Record set:
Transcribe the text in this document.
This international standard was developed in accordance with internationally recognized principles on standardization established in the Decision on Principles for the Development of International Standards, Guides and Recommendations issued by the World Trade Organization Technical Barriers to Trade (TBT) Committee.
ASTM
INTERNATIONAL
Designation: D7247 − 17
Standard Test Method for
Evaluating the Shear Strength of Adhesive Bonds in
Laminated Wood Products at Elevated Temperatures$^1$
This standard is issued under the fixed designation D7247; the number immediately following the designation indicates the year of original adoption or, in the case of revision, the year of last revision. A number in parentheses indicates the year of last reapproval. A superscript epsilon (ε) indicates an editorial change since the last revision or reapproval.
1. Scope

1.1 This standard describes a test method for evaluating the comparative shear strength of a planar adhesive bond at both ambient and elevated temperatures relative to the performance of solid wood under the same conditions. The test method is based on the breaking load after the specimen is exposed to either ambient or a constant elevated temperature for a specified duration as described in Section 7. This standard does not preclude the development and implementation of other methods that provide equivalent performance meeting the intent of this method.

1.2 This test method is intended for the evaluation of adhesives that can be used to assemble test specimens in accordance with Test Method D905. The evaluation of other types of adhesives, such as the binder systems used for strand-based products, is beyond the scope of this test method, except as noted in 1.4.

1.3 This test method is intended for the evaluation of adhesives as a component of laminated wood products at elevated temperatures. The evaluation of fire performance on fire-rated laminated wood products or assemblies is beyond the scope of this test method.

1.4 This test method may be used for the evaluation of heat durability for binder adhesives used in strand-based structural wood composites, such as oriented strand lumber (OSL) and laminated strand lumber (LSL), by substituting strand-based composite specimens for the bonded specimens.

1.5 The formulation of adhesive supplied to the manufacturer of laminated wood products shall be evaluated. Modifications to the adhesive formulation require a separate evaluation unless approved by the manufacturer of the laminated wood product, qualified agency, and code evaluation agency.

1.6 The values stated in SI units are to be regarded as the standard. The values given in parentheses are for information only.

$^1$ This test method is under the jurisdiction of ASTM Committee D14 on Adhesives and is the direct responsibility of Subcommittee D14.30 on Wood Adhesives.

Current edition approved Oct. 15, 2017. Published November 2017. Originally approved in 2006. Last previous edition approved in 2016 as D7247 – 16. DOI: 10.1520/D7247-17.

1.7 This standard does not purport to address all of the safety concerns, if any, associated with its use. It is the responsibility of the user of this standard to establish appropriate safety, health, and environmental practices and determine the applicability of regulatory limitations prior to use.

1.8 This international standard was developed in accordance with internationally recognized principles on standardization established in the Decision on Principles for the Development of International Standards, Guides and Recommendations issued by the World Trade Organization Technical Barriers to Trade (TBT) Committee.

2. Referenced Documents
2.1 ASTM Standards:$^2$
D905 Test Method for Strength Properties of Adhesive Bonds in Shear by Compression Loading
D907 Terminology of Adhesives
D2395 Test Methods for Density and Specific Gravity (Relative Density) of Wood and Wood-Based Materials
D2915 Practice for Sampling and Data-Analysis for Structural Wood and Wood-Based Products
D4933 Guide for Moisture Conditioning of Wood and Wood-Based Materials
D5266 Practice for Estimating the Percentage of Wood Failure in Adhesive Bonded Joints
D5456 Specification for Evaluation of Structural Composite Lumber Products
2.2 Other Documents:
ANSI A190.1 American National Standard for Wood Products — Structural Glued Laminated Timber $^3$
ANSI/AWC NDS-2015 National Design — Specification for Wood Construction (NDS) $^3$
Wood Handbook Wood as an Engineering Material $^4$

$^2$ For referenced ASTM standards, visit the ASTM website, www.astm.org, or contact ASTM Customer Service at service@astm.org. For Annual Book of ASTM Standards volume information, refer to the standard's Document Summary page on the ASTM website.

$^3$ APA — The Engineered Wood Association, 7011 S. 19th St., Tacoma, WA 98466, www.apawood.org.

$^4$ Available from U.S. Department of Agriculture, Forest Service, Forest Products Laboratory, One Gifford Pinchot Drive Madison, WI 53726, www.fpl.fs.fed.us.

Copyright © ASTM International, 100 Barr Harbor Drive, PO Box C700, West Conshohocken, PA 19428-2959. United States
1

Directions for this task: Copy out every line from the records that has the word "Materials".

The output:
D2395 Test Methods for Density and Specific Gravity (Relative Density) of Wood and Wood-Based Materials
D4933 Guide for Moisture Conditioning of Wood and Wood-Based Materials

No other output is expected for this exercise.